[BEGIN]

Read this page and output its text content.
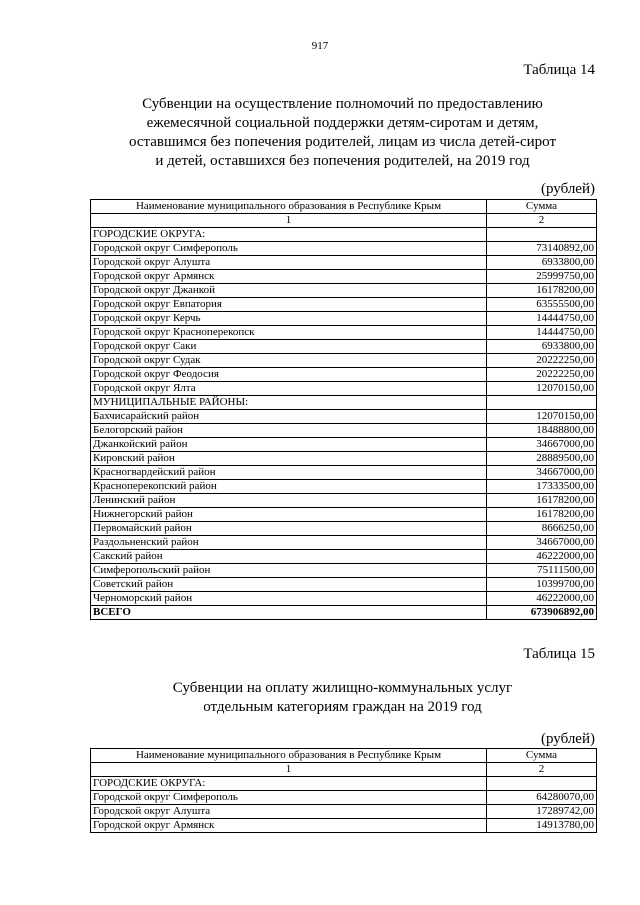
917
Таблица 14
Субвенции на осуществление полномочий по предоставлению
ежемесячной социальной поддержки детям-сиротам и детям,
оставшимся без попечения родителей, лицам из числа детей-сирот
и детей, оставшихся без попечения родителей, на 2019 год
(рублей)
Наименование муниципального образования в Республике Крым	Сумма
1	2
ГОРОДСКИЕ ОКРУГА:	
Городской округ Симферополь	73140892,00
Городской округ Алушта	6933800,00
Городской округ Армянск	25999750,00
Городской округ Джанкой	16178200,00
Городской округ Евпатория	63555500,00
Городской округ Керчь	14444750,00
Городской округ Красноперекопск	14444750,00
Городской округ Саки	6933800,00
Городской округ Судак	20222250,00
Городской округ Феодосия	20222250,00
Городской округ Ялта	12070150,00
МУНИЦИПАЛЬНЫЕ РАЙОНЫ:	
Бахчисарайский район	12070150,00
Белогорский район	18488800,00
Джанкойский район	34667000,00
Кировский район	28889500,00
Красногвардейский район	34667000,00
Красноперекопский район	17333500,00
Ленинский район	16178200,00
Нижнегорский район	16178200,00
Первомайский район	8666250,00
Раздольненский район	34667000,00
Сакский район	46222000,00
Симферопольский район	75111500,00
Советский район	10399700,00
Черноморский район	46222000,00
ВСЕГО	673906892,00
Таблица 15
Субвенции на оплату жилищно-коммунальных услуг
отдельным категориям граждан на 2019 год
(рублей)
Наименование муниципального образования в Республике Крым	Сумма
1	2
ГОРОДСКИЕ ОКРУГА:	
Городской округ Симферополь	64280070,00
Городской округ Алушта	17289742,00
Городской округ Армянск	14913780,00
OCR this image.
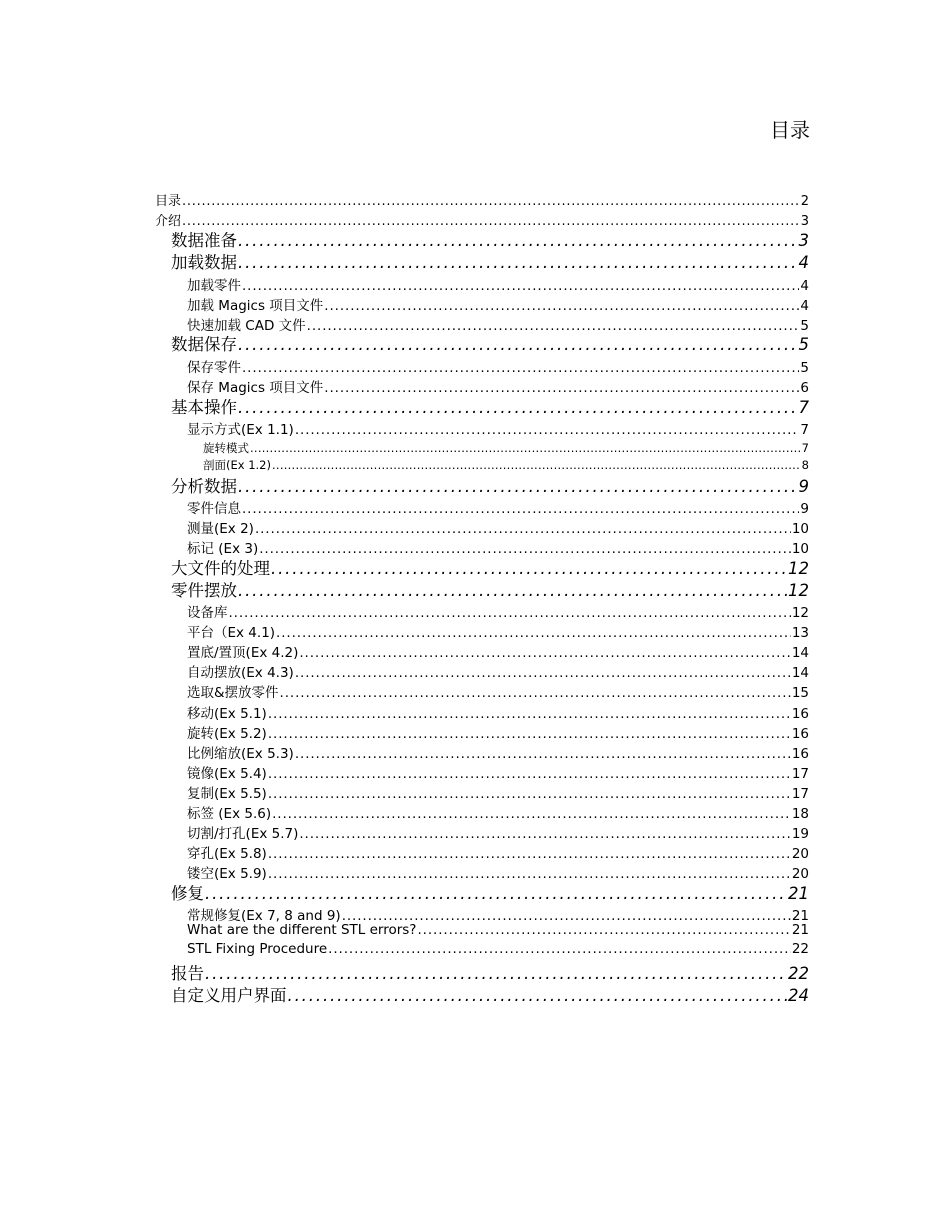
目录
目录 . . .	2
介绍 . . .	3
数据准备 . . .	3
加载数据 . . .	4
加载零件 . . .	4
加载 Magics 项目文件 . . .	4
快速加载 CAD 文件 . . .	5
数据保存 . . .	5
保存零件 . . .	5
保存 Magics 项目文件 . . .	6
基本操作 . . .	7
显示方式(Ex 1.1) . . .	7
旋转模式 . . .	7
剖面(Ex 1.2) . . .	8
分析数据 . . .	9
零件信息 . . .	9
测量(Ex 2) . . .	10
标记 (Ex 3) . . .	10
大文件的处理 . . .	12
零件摆放 . . .	12
设备库 . . .	12
平台（Ex 4.1) . . .	13
置底/置顶(Ex 4.2) . . .	14
自动摆放(Ex 4.3) . . .	14
选取&摆放零件 . . .	15
移动(Ex 5.1) . . .	16
旋转(Ex 5.2) . . .	16
比例缩放(Ex 5.3) . . .	16
镜像(Ex 5.4) . . .	17
复制(Ex 5.5) . . .	17
标签 (Ex 5.6) . . .	18
切割/打孔(Ex 5.7) . . .	19
穿孔(Ex 5.8) . . .	20
镂空(Ex 5.9) . . .	20
修复 . . .	21
常规修复(Ex 7, 8 and 9) . . .	21
What are the different STL errors? . . .	21
STL Fixing Procedure . . .	22
报告 . . .	22
自定义用户界面 . . .	24
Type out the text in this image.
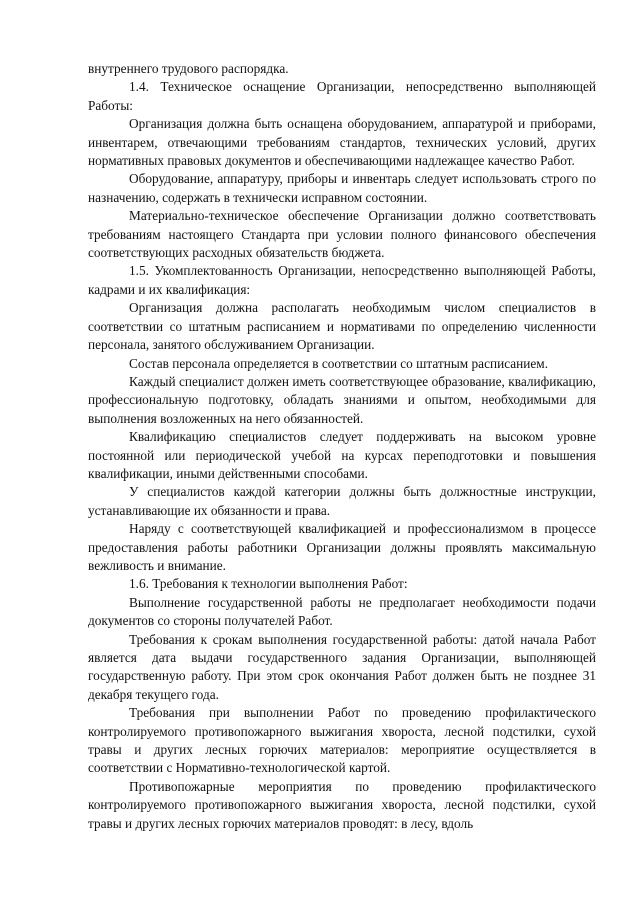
внутреннего трудового распорядка.

1.4. Техническое оснащение Организации, непосредственно выполняющей Работы:

Организация должна быть оснащена оборудованием, аппаратурой и приборами, инвентарем, отвечающими требованиям стандартов, технических условий, других нормативных правовых документов и обеспечивающими надлежащее качество Работ.

Оборудование, аппаратуру, приборы и инвентарь следует использовать строго по назначению, содержать в технически исправном состоянии.

Материально-техническое обеспечение Организации должно соответствовать требованиям настоящего Стандарта при условии полного финансового обеспечения соответствующих расходных обязательств бюджета.

1.5. Укомплектованность Организации, непосредственно выполняющей Работы, кадрами и их квалификация:

Организация должна располагать необходимым числом специалистов в соответствии со штатным расписанием и нормативами по определению численности персонала, занятого обслуживанием Организации.

Состав персонала определяется в соответствии со штатным расписанием.

Каждый специалист должен иметь соответствующее образование, квалификацию, профессиональную подготовку, обладать знаниями и опытом, необходимыми для выполнения возложенных на него обязанностей.

Квалификацию специалистов следует поддерживать на высоком уровне постоянной или периодической учебой на курсах переподготовки и повышения квалификации, иными действенными способами.

У специалистов каждой категории должны быть должностные инструкции, устанавливающие их обязанности и права.

Наряду с соответствующей квалификацией и профессионализмом в процессе предоставления работы работники Организации должны проявлять максимальную вежливость и внимание.

1.6. Требования к технологии выполнения Работ:

Выполнение государственной работы не предполагает необходимости подачи документов со стороны получателей Работ.

Требования к срокам выполнения государственной работы: датой начала Работ является дата выдачи государственного задания Организации, выполняющей государственную работу. При этом срок окончания Работ должен быть не позднее 31 декабря текущего года.

Требования при выполнении Работ по проведению профилактического контролируемого противопожарного выжигания хвороста, лесной подстилки, сухой травы и других лесных горючих материалов: мероприятие осуществляется в соответствии с Нормативно-технологической картой.

Противопожарные мероприятия по проведению профилактического контролируемого противопожарного выжигания хвороста, лесной подстилки, сухой травы и других лесных горючих материалов проводят: в лесу, вдоль
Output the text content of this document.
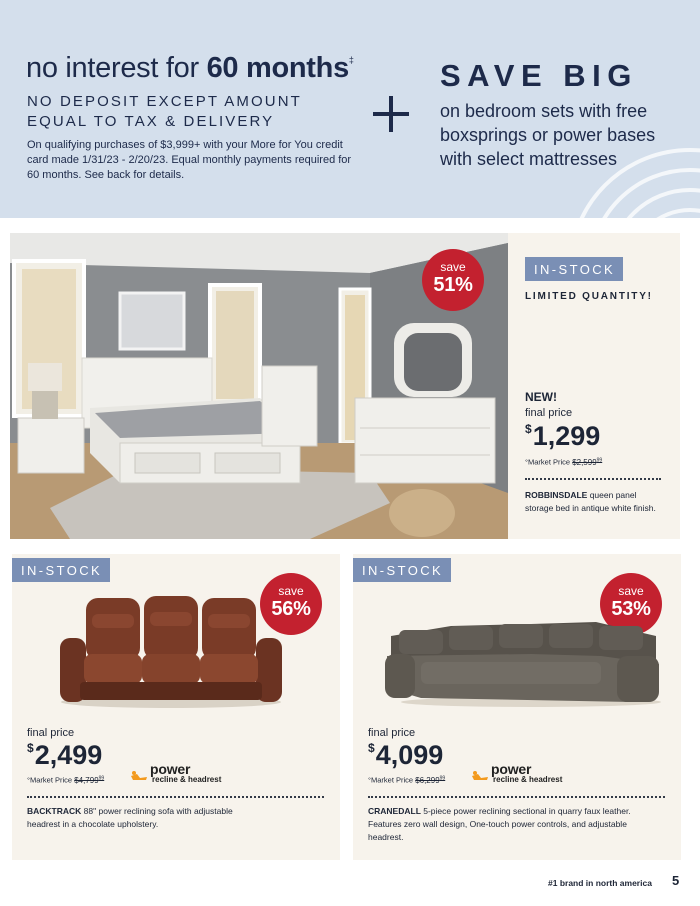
no interest for 60 months‡
NO DEPOSIT EXCEPT AMOUNT
EQUAL TO TAX & DELIVERY
On qualifying purchases of $3,999+ with your More for You credit card made 1/31/23 - 2/20/23. Equal monthly payments required for 60 months. See back for details.
SAVE BIG
on bedroom sets with free
boxsprings or power bases
with select mattresses
save
51%
IN-STOCK
LIMITED QUANTITY!
NEW!
final price
$1,299
°Market Price $2,599$^{99}$
ROBBINSDALE queen panel storage bed in antique white finish.
IN-STOCK
save
56%
final price
$2,499
°Market Price $4,799$^{99}$
power
recline & headrest
BACKTRACK 88" power reclining sofa with adjustable headrest in a chocolate upholstery.
IN-STOCK
save
53%
final price
$4,099
°Market Price $6,299$^{99}$
power
recline & headrest
CRANEDALL 5-piece power reclining sectional in quarry faux leather. Features zero wall design, One-touch power controls, and adjustable headrest.
#1 brand in north america 5
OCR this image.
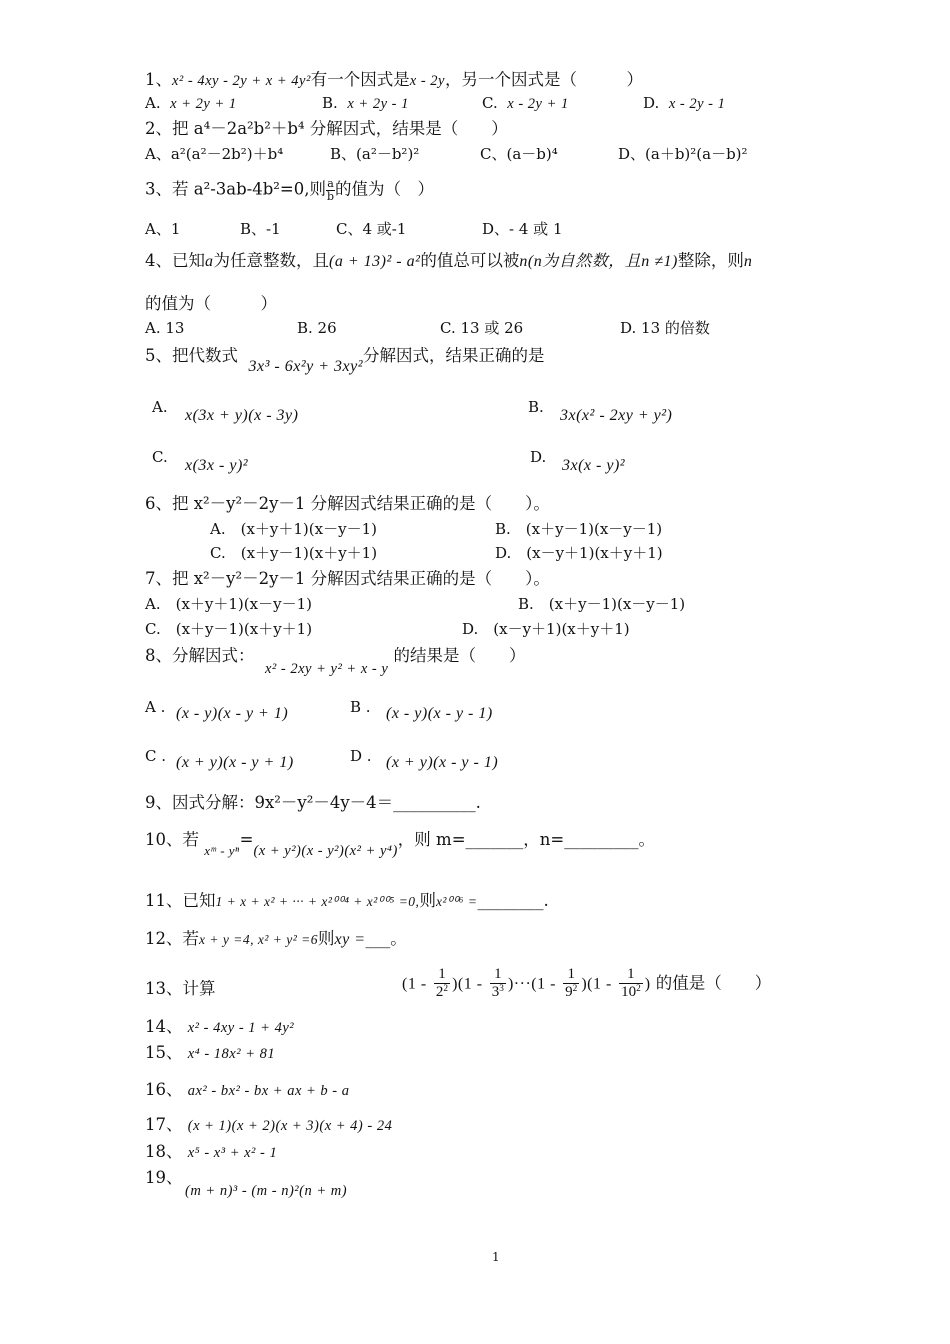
1、x² - 4xy - 2y + x + 4y²有一个因式是x - 2y，另一个因式是（　　　）
A. x + 2y + 1	B. x + 2y - 1	C. x - 2y + 1	D. x - 2y - 1
2、把 a⁴－2a²b²＋b⁴ 分解因式，结果是（　　）
A、a²(a²－2b²)＋b⁴	B、(a²－b²)²	C、(a－b)⁴	D、(a＋b)²(a－b)²
3、若 a²-3ab-4b²=0,则 $\frac{a}{b}$ 的值为（　）
A、1	B、-1	C、4 或-1	D、- 4 或 1
4、已知a为任意整数，且(a + 13)² - a²的值总可以被n(n为自然数，且n ≠1)整除，则n
的值为（　　　）
A. 13	B. 26	C. 13 或 26	D. 13 的倍数
5、把代数式  3x³ - 6x²y + 3xy²分解因式，结果正确的是
A. x(3x + y)(x - 3y)	B. 3x(x² - 2xy + y²)
C. x(3x - y)²	D. 3x(x - y)²
6、把 x²－y²－2y－1 分解因式结果正确的是（　　）。
A.　(x＋y＋1)(x－y－1)	B.　(x＋y－1)(x－y－1)
C.　(x＋y－1)(x＋y＋1)	D.　(x－y＋1)(x＋y＋1)
7、把 x²－y²－2y－1 分解因式结果正确的是（　　）。
A.　(x＋y＋1)(x－y－1)	B.　(x＋y－1)(x－y－1)
C.　(x＋y－1)(x＋y＋1)	D.　(x－y＋1)(x＋y＋1)
8、分解因式：  x² - 2xy + y² + x - y 的结果是（　　）
A . (x - y)(x - y + 1)	B . (x - y)(x - y - 1)
C . (x + y)(x - y + 1)	D . (x + y)(x - y - 1)
9、因式分解：9x²－y²－4y－4＝__________.
10、若 $_{xᵐ - y^n}$=(x + y²)(x - y²)(x² + y⁴)，则 m=_______，n=_________。
11、已知1 + x + x² + ··· + x²⁰⁰⁴ + x²⁰⁰⁵ =0,则x²⁰⁰⁶ =________.
12、若x + y =4, x² + y² =6则xy =___。
13、计算	$(1 - \frac{1}{2^2} )(1 - \frac{1}{3^3} )\cdot\cdot\cdot(1 - \frac{1}{9^2} )(1 - \frac{1}{10^2}$ ) 的值是（　　）
14、 x² - 4xy - 1 + 4y²
15、 x⁴ - 18x² + 81
16、 ax² - bx² - bx + ax + b - a
17、 (x + 1)(x + 2)(x + 3)(x + 4) - 24
18、 x⁵ - x³ + x² - 1
19、
(m + n)³ - (m - n)²(n + m)
1
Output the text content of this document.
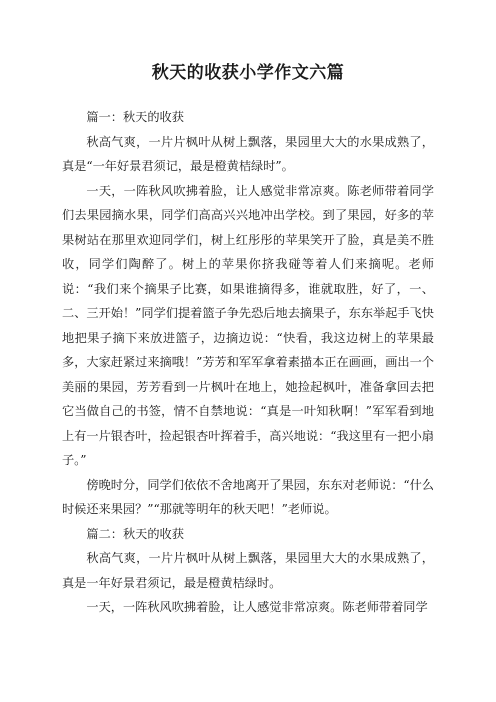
秋天的收获小学作文六篇

篇一：秋天的收获

秋高气爽，一片片枫叶从树上飘落，果园里大大的水果成熟了，真是“一年好景君须记，最是橙黄桔绿时”。

一天，一阵秋风吹拂着脸，让人感觉非常凉爽。陈老师带着同学们去果园摘水果，同学们高高兴兴地冲出学校。到了果园，好多的苹果树站在那里欢迎同学们，树上红彤彤的苹果笑开了脸，真是美不胜收，同学们陶醉了。树上的苹果你挤我碰等着人们来摘呢。老师说：“我们来个摘果子比赛，如果谁摘得多，谁就取胜，好了，一、二、三开始！”同学们提着篮子争先恐后地去摘果子，东东举起手飞快地把果子摘下来放进篮子，边摘边说：“快看，我这边树上的苹果最多，大家赶紧过来摘哦！”芳芳和军军拿着素描本正在画画，画出一个美丽的果园，芳芳看到一片枫叶在地上，她捡起枫叶，准备拿回去把它当做自己的书签，情不自禁地说：“真是一叶知秋啊！”军军看到地上有一片银杏叶，捡起银杏叶挥着手，高兴地说：“我这里有一把小扇子。”

傍晚时分，同学们依依不舍地离开了果园，东东对老师说：“什么时候还来果园？”“那就等明年的秋天吧！”老师说。

篇二：秋天的收获

秋高气爽，一片片枫叶从树上飘落，果园里大大的水果成熟了，真是一年好景君须记，最是橙黄桔绿时。

一天，一阵秋风吹拂着脸，让人感觉非常凉爽。陈老师带着同学
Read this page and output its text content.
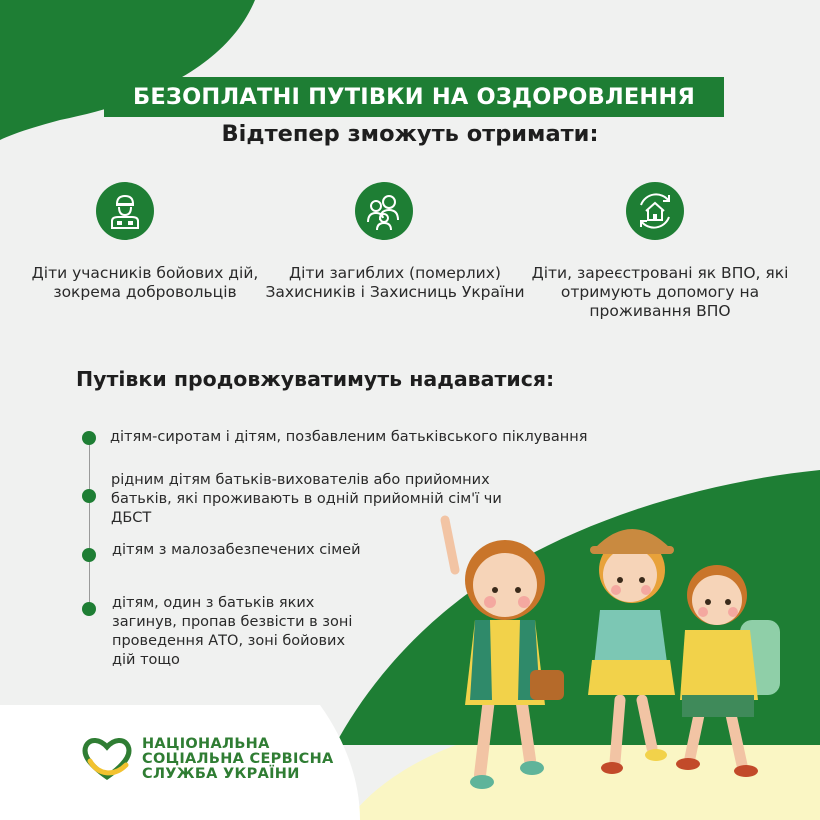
БЕЗОПЛАТНІ ПУТІВКИ НА ОЗДОРОВЛЕННЯ
Відтепер зможуть отримати:
Діти учасників бойових дій, зокрема добровольців
Діти загиблих (померлих) Захисників і Захисниць України
Діти, зареєстровані як ВПО, які отримують допомогу на проживання ВПО
Путівки продовжуватимуть надаватися:
дітям-сиротам і дітям, позбавленим батьківського піклування
рідним дітям батьків-вихователів або прийомних батьків, які проживають в одній прийомній сім'ї чи ДБСТ
дітям з малозабезпечених сімей
дітям, один з батьків яких загинув, пропав безвісти в зоні проведення АТО, зоні бойових дій тощо
НАЦІОНАЛЬНА
СОЦІАЛЬНА СЕРВІСНА
СЛУЖБА УКРАЇНИ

[END]

■ **TO BE DONE**:
Of the lines in this listing, how many contain "должен"? Reply with the number and nothing more.

■ **RESPONSE BELOW**:
2